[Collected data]
— START —

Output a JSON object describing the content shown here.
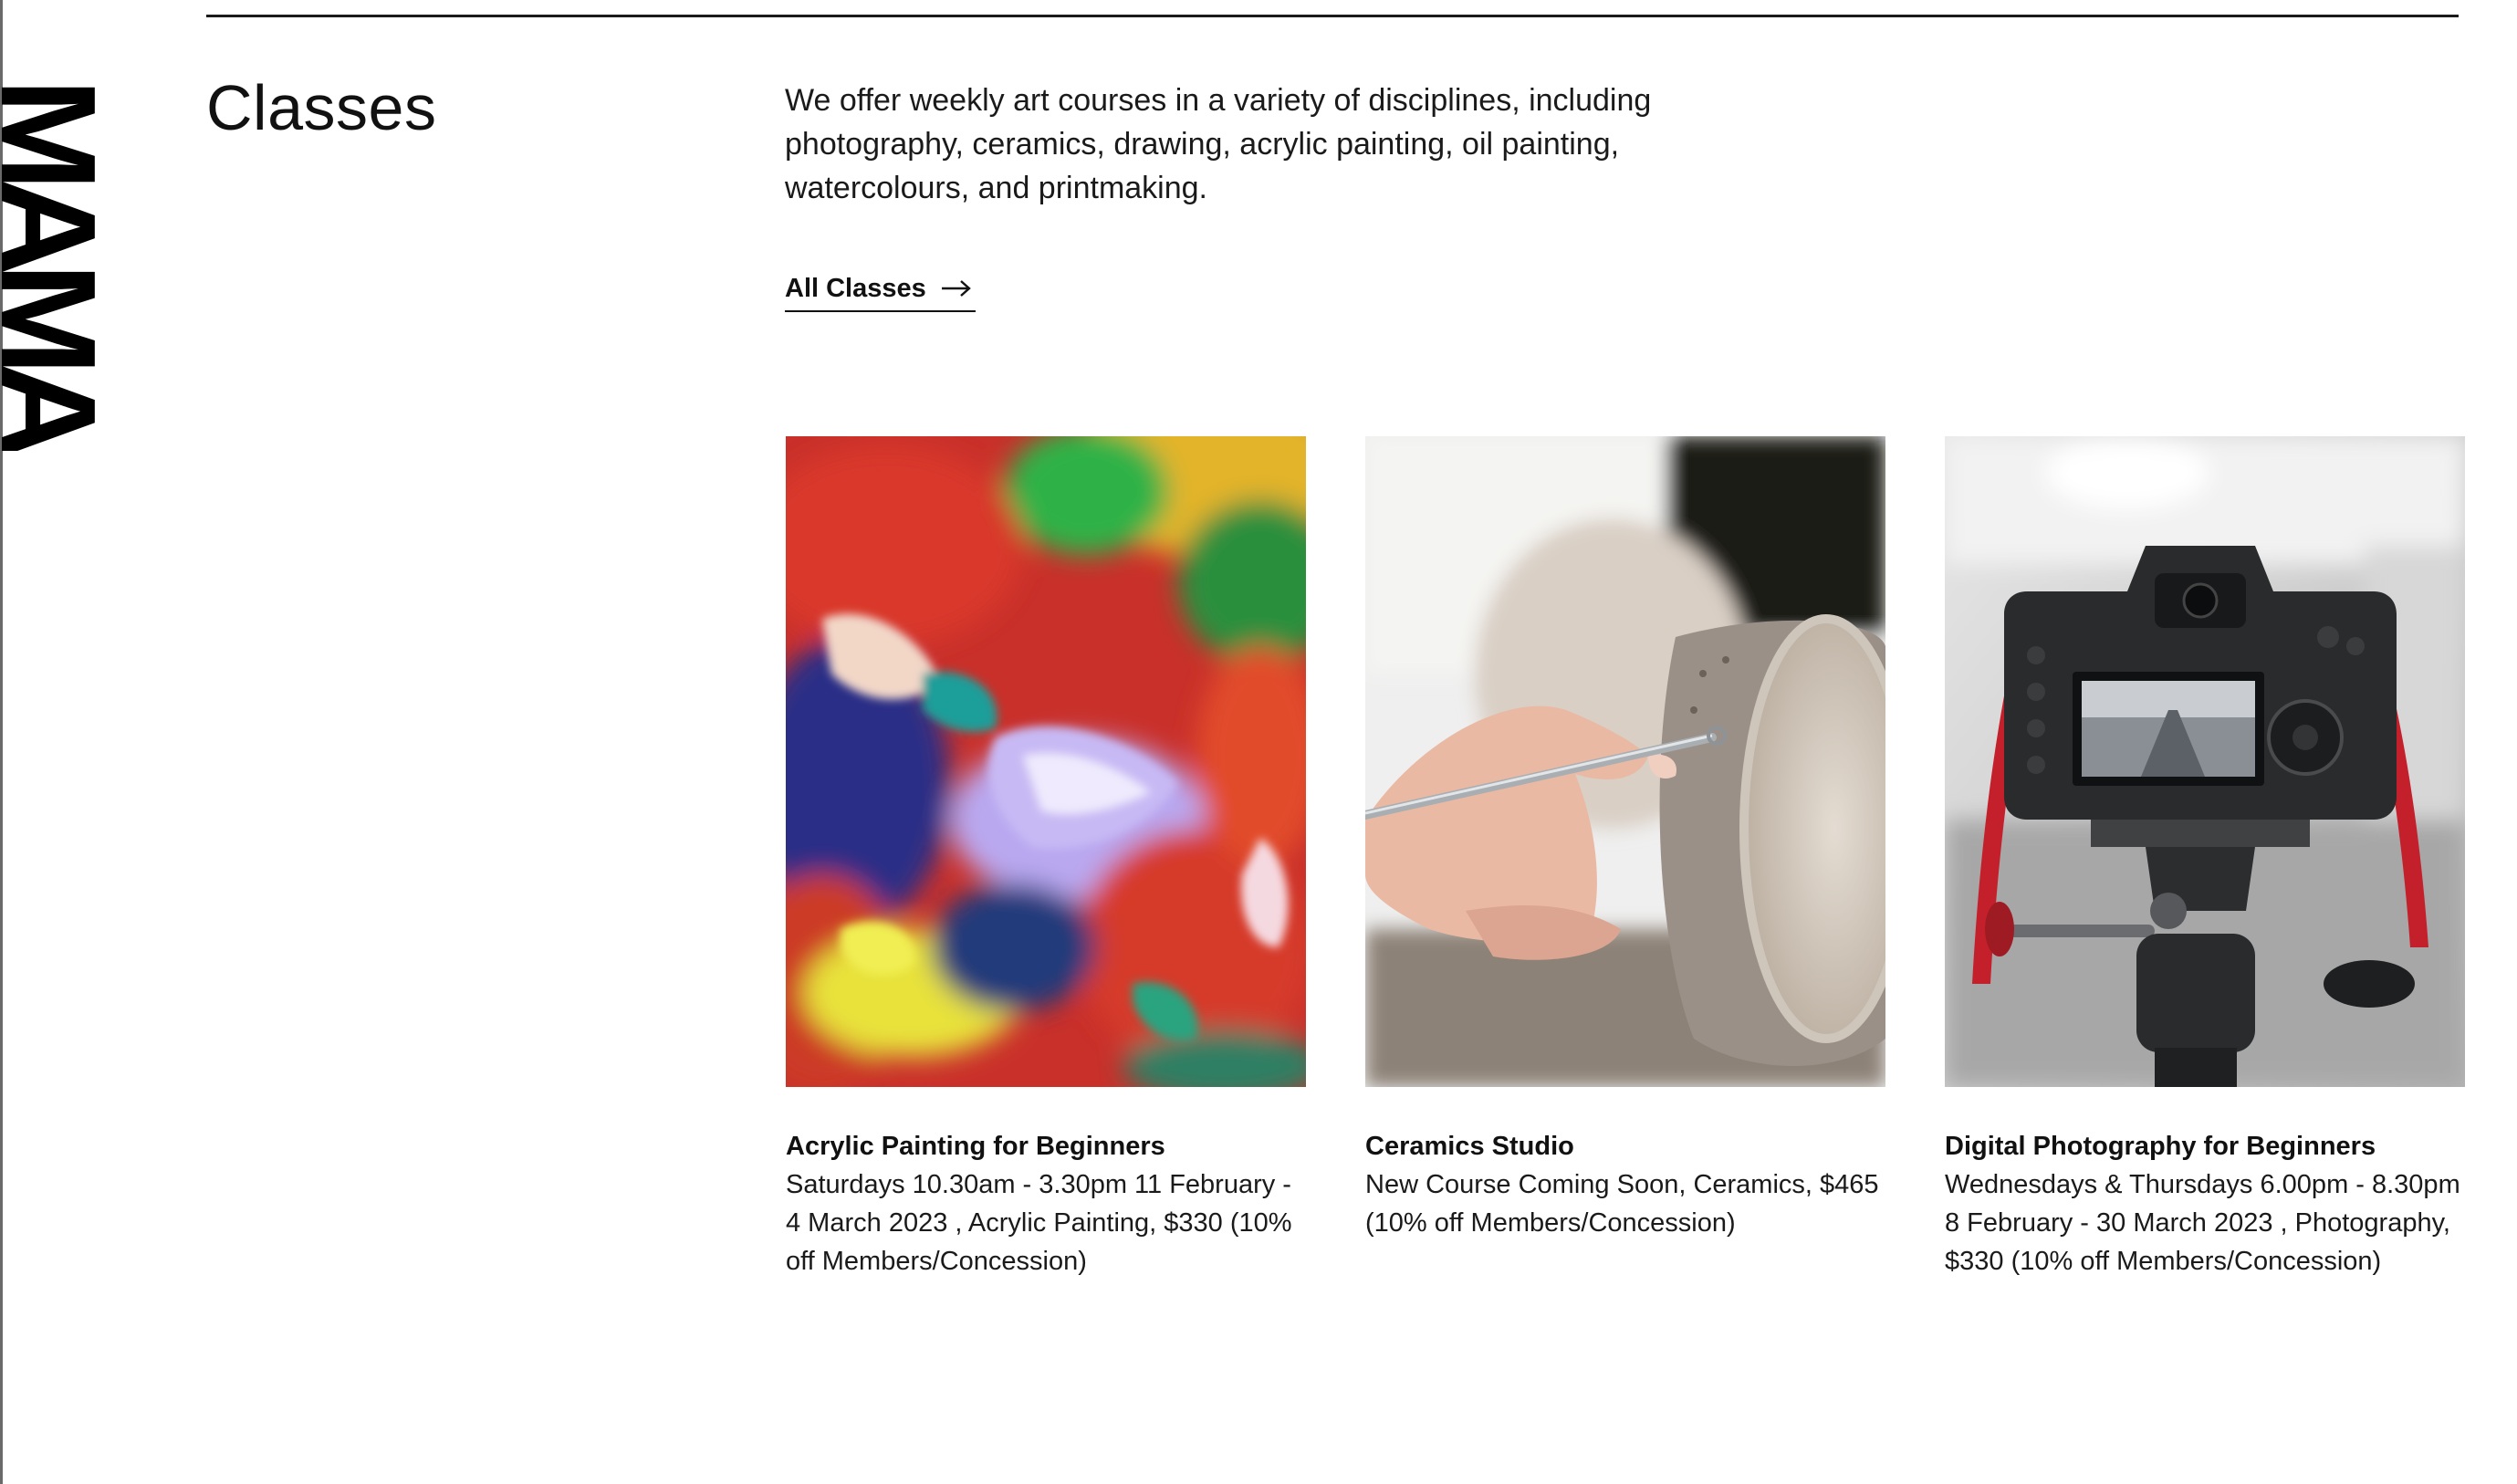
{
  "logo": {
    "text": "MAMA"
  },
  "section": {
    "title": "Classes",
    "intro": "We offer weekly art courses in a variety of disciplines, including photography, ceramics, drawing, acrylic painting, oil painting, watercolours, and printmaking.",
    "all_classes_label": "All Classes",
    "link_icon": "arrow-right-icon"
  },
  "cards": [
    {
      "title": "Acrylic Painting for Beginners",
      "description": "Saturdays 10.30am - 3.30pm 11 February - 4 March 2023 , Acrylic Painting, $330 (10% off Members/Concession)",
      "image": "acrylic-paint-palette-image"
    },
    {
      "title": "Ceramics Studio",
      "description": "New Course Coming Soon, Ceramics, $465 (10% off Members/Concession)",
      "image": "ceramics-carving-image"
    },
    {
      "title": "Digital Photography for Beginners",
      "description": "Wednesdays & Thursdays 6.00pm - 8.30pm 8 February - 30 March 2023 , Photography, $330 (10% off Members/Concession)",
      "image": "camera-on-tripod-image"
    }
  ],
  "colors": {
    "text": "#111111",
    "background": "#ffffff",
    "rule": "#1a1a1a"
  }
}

— END —

* **Instructions for the task**
Quote every record above exactly, leaving out the pictures.

* **Answer to the exercise**
Output a JSON object describing the content shown here.
{
  "logo": {
    "text": "MAMA"
  },
  "section": {
    "title": "Classes",
    "intro": "We offer weekly art courses in a variety of disciplines, including photography, ceramics, drawing, acrylic painting, oil painting, watercolours, and printmaking.",
    "all_classes_label": "All Classes",
    "link_icon": "arrow-right-icon"
  },
  "cards": [
    {
      "title": "Acrylic Painting for Beginners",
      "description": "Saturdays 10.30am - 3.30pm 11 February - 4 March 2023 , Acrylic Painting, $330 (10% off Members/Concession)",
      "image": "acrylic-paint-palette-image"
    },
    {
      "title": "Ceramics Studio",
      "description": "New Course Coming Soon, Ceramics, $465 (10% off Members/Concession)",
      "image": "ceramics-carving-image"
    },
    {
      "title": "Digital Photography for Beginners",
      "description": "Wednesdays & Thursdays 6.00pm - 8.30pm 8 February - 30 March 2023 , Photography, $330 (10% off Members/Concession)",
      "image": "camera-on-tripod-image"
    }
  ],
  "colors": {
    "text": "#111111",
    "background": "#ffffff",
    "rule": "#1a1a1a"
  }
}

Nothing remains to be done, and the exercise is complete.